- **PROBLEM STATEMENT**: Each entry that follows must be output without any deviation.
* begin STORED RECORDS *
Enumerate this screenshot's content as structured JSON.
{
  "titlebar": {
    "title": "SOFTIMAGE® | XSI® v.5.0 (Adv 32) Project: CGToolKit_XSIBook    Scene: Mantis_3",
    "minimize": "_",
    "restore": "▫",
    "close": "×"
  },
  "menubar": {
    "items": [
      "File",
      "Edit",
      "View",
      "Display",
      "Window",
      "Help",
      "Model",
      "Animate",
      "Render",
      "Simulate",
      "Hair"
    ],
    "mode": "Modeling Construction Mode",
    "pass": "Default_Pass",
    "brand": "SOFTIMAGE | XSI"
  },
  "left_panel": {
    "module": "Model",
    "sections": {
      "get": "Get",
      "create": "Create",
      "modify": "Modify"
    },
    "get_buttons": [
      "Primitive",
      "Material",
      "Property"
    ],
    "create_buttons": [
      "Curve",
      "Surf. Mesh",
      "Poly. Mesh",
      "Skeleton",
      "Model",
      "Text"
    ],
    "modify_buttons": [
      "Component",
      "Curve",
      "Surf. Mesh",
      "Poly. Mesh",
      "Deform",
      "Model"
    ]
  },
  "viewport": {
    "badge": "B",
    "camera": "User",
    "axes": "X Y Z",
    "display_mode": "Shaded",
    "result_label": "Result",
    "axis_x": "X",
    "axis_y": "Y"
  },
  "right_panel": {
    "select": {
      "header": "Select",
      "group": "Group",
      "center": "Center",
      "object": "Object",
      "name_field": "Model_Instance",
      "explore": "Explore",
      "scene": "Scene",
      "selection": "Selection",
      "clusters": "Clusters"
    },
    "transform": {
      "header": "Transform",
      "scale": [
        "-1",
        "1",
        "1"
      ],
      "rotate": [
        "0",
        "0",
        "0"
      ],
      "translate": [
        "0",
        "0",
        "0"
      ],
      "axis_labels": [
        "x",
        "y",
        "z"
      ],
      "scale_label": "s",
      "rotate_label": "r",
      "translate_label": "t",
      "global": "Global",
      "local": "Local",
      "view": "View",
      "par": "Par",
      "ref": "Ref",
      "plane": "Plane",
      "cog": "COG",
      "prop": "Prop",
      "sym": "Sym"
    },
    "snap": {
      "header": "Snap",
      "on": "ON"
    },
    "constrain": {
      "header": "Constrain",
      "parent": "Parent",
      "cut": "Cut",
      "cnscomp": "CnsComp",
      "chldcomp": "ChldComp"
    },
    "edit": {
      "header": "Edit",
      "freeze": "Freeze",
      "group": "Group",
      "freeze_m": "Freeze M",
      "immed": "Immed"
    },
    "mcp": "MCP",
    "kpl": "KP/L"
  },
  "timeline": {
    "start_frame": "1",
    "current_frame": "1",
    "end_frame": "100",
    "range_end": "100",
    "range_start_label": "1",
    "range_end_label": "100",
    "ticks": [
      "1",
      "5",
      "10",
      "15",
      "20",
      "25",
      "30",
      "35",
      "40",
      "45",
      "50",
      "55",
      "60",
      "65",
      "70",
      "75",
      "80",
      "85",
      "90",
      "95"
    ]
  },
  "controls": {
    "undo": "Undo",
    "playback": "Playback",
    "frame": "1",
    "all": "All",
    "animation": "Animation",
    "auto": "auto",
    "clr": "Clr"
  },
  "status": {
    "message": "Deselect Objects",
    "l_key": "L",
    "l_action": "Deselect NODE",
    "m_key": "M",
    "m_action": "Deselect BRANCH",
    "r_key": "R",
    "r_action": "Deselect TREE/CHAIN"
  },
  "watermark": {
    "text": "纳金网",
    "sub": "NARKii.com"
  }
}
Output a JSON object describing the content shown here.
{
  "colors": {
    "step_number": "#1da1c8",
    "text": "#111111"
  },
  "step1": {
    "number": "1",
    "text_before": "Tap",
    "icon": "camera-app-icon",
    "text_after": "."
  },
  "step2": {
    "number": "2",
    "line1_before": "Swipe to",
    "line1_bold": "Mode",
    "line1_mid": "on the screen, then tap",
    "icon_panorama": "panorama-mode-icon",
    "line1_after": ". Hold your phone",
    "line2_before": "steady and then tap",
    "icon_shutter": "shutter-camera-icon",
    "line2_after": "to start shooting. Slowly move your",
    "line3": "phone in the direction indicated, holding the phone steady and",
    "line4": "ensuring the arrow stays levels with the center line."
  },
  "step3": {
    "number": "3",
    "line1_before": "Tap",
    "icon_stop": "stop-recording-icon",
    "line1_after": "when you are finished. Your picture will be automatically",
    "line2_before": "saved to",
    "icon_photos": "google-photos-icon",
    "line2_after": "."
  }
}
* end STORED RECORDS *
- **EXERCISE RESPONSE**:
Enumerate this screenshot's content as structured JSON.
{
  "titlebar": {
    "title": "SOFTIMAGE® | XSI® v.5.0 (Adv 32) Project: CGToolKit_XSIBook    Scene: Mantis_3",
    "minimize": "_",
    "restore": "▫",
    "close": "×"
  },
  "menubar": {
    "items": [
      "File",
      "Edit",
      "View",
      "Display",
      "Window",
      "Help",
      "Model",
      "Animate",
      "Render",
      "Simulate",
      "Hair"
    ],
    "mode": "Modeling Construction Mode",
    "pass": "Default_Pass",
    "brand": "SOFTIMAGE | XSI"
  },
  "left_panel": {
    "module": "Model",
    "sections": {
      "get": "Get",
      "create": "Create",
      "modify": "Modify"
    },
    "get_buttons": [
      "Primitive",
      "Material",
      "Property"
    ],
    "create_buttons": [
      "Curve",
      "Surf. Mesh",
      "Poly. Mesh",
      "Skeleton",
      "Model",
      "Text"
    ],
    "modify_buttons": [
      "Component",
      "Curve",
      "Surf. Mesh",
      "Poly. Mesh",
      "Deform",
      "Model"
    ]
  },
  "viewport": {
    "badge": "B",
    "camera": "User",
    "axes": "X Y Z",
    "display_mode": "Shaded",
    "result_label": "Result",
    "axis_x": "X",
    "axis_y": "Y"
  },
  "right_panel": {
    "select": {
      "header": "Select",
      "group": "Group",
      "center": "Center",
      "object": "Object",
      "name_field": "Model_Instance",
      "explore": "Explore",
      "scene": "Scene",
      "selection": "Selection",
      "clusters": "Clusters"
    },
    "transform": {
      "header": "Transform",
      "scale": [
        "-1",
        "1",
        "1"
      ],
      "rotate": [
        "0",
        "0",
        "0"
      ],
      "translate": [
        "0",
        "0",
        "0"
      ],
      "axis_labels": [
        "x",
        "y",
        "z"
      ],
      "scale_label": "s",
      "rotate_label": "r",
      "translate_label": "t",
      "global": "Global",
      "local": "Local",
      "view": "View",
      "par": "Par",
      "ref": "Ref",
      "plane": "Plane",
      "cog": "COG",
      "prop": "Prop",
      "sym": "Sym"
    },
    "snap": {
      "header": "Snap",
      "on": "ON"
    },
    "constrain": {
      "header": "Constrain",
      "parent": "Parent",
      "cut": "Cut",
      "cnscomp": "CnsComp",
      "chldcomp": "ChldComp"
    },
    "edit": {
      "header": "Edit",
      "freeze": "Freeze",
      "group": "Group",
      "freeze_m": "Freeze M",
      "immed": "Immed"
    },
    "mcp": "MCP",
    "kpl": "KP/L"
  },
  "timeline": {
    "start_frame": "1",
    "current_frame": "1",
    "end_frame": "100",
    "range_end": "100",
    "range_start_label": "1",
    "range_end_label": "100",
    "ticks": [
      "1",
      "5",
      "10",
      "15",
      "20",
      "25",
      "30",
      "35",
      "40",
      "45",
      "50",
      "55",
      "60",
      "65",
      "70",
      "75",
      "80",
      "85",
      "90",
      "95"
    ]
  },
  "controls": {
    "undo": "Undo",
    "playback": "Playback",
    "frame": "1",
    "all": "All",
    "animation": "Animation",
    "auto": "auto",
    "clr": "Clr"
  },
  "status": {
    "message": "Deselect Objects",
    "l_key": "L",
    "l_action": "Deselect NODE",
    "m_key": "M",
    "m_action": "Deselect BRANCH",
    "r_key": "R",
    "r_action": "Deselect TREE/CHAIN"
  },
  "watermark": {
    "text": "纳金网",
    "sub": "NARKii.com"
  }
}
Output a JSON object describing the content shown here.
{
  "colors": {
    "step_number": "#1da1c8",
    "text": "#111111"
  },
  "step1": {
    "number": "1",
    "text_before": "Tap",
    "icon": "camera-app-icon",
    "text_after": "."
  },
  "step2": {
    "number": "2",
    "line1_before": "Swipe to",
    "line1_bold": "Mode",
    "line1_mid": "on the screen, then tap",
    "icon_panorama": "panorama-mode-icon",
    "line1_after": ". Hold your phone",
    "line2_before": "steady and then tap",
    "icon_shutter": "shutter-camera-icon",
    "line2_after": "to start shooting. Slowly move your",
    "line3": "phone in the direction indicated, holding the phone steady and",
    "line4": "ensuring the arrow stays levels with the center line."
  },
  "step3": {
    "number": "3",
    "line1_before": "Tap",
    "icon_stop": "stop-recording-icon",
    "line1_after": "when you are finished. Your picture will be automatically",
    "line2_before": "saved to",
    "icon_photos": "google-photos-icon",
    "line2_after": "."
  }
}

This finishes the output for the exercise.